**Task prompt**.
Give back the full listing, character for character, with no pictures.

>> START Data lines

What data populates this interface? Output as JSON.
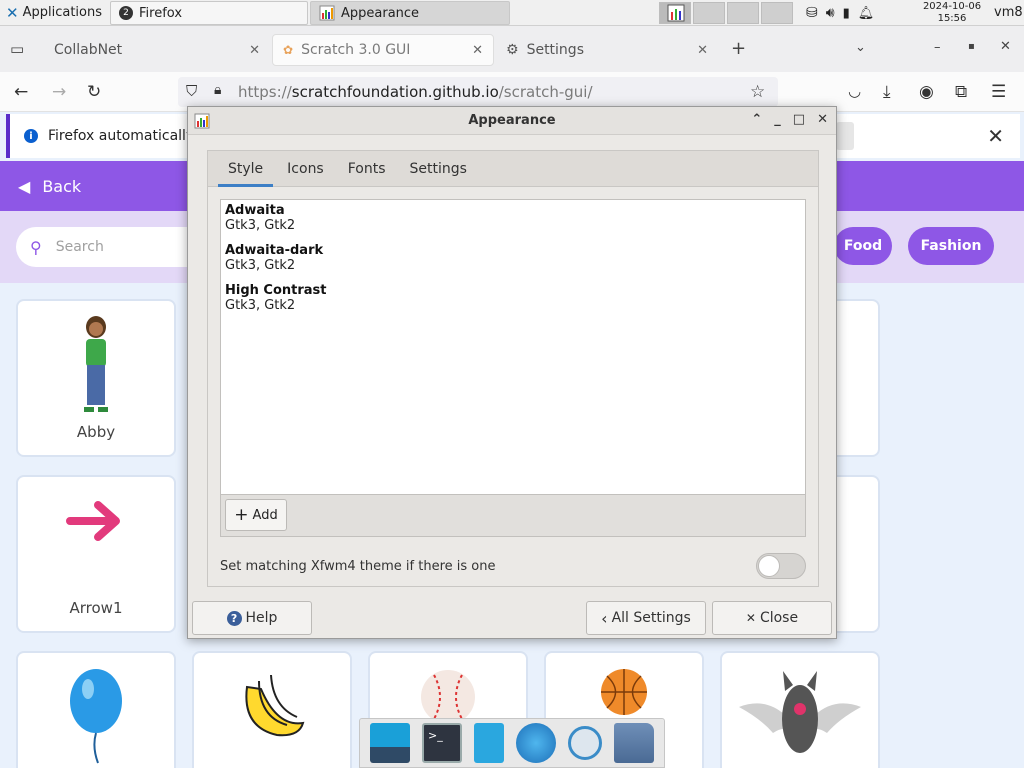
{
  "taskbar": {
    "applications_label": "Applications",
    "firefox_task_label": "Firefox",
    "firefox_task_count": "2",
    "appearance_task_label": "Appearance",
    "date": "2024-10-06",
    "time": "15:56",
    "host": "vm8"
  },
  "browser": {
    "tabs": [
      {
        "label": "CollabNet"
      },
      {
        "label": "Scratch 3.0 GUI"
      },
      {
        "label": "Settings"
      }
    ],
    "url_scheme": "https://",
    "url_host": "scratchfoundation.github.io",
    "url_path": "/scratch-gui/",
    "notification_text": "Firefox automatically"
  },
  "scratch": {
    "back_label": "Back",
    "search_placeholder": "Search",
    "pills": [
      "Food",
      "Fashion"
    ],
    "cards": [
      {
        "label": "Abby"
      },
      {
        "label": "Arrow1"
      }
    ]
  },
  "dialog": {
    "title": "Appearance",
    "tabs": [
      "Style",
      "Icons",
      "Fonts",
      "Settings"
    ],
    "themes": [
      {
        "name": "Adwaita",
        "support": "Gtk3, Gtk2"
      },
      {
        "name": "Adwaita-dark",
        "support": "Gtk3, Gtk2"
      },
      {
        "name": "High Contrast",
        "support": "Gtk3, Gtk2"
      }
    ],
    "add_label": "Add",
    "match_label": "Set matching Xfwm4 theme if there is one",
    "help_label": "Help",
    "all_settings_label": "All Settings",
    "close_label": "Close"
  },
  "colors": {
    "scratch_purple": "#8e57e6",
    "scratch_bg": "#e9f1fc",
    "dialog_bg": "#ebe9e6",
    "accent_blue": "#3d7fc6"
  }
}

>> END Data lines

**Answer for the task**.
What data populates this interface? Output as JSON.
{
  "taskbar": {
    "applications_label": "Applications",
    "firefox_task_label": "Firefox",
    "firefox_task_count": "2",
    "appearance_task_label": "Appearance",
    "date": "2024-10-06",
    "time": "15:56",
    "host": "vm8"
  },
  "browser": {
    "tabs": [
      {
        "label": "CollabNet"
      },
      {
        "label": "Scratch 3.0 GUI"
      },
      {
        "label": "Settings"
      }
    ],
    "url_scheme": "https://",
    "url_host": "scratchfoundation.github.io",
    "url_path": "/scratch-gui/",
    "notification_text": "Firefox automatically"
  },
  "scratch": {
    "back_label": "Back",
    "search_placeholder": "Search",
    "pills": [
      "Food",
      "Fashion"
    ],
    "cards": [
      {
        "label": "Abby"
      },
      {
        "label": "Arrow1"
      }
    ]
  },
  "dialog": {
    "title": "Appearance",
    "tabs": [
      "Style",
      "Icons",
      "Fonts",
      "Settings"
    ],
    "themes": [
      {
        "name": "Adwaita",
        "support": "Gtk3, Gtk2"
      },
      {
        "name": "Adwaita-dark",
        "support": "Gtk3, Gtk2"
      },
      {
        "name": "High Contrast",
        "support": "Gtk3, Gtk2"
      }
    ],
    "add_label": "Add",
    "match_label": "Set matching Xfwm4 theme if there is one",
    "help_label": "Help",
    "all_settings_label": "All Settings",
    "close_label": "Close"
  },
  "colors": {
    "scratch_purple": "#8e57e6",
    "scratch_bg": "#e9f1fc",
    "dialog_bg": "#ebe9e6",
    "accent_blue": "#3d7fc6"
  }
}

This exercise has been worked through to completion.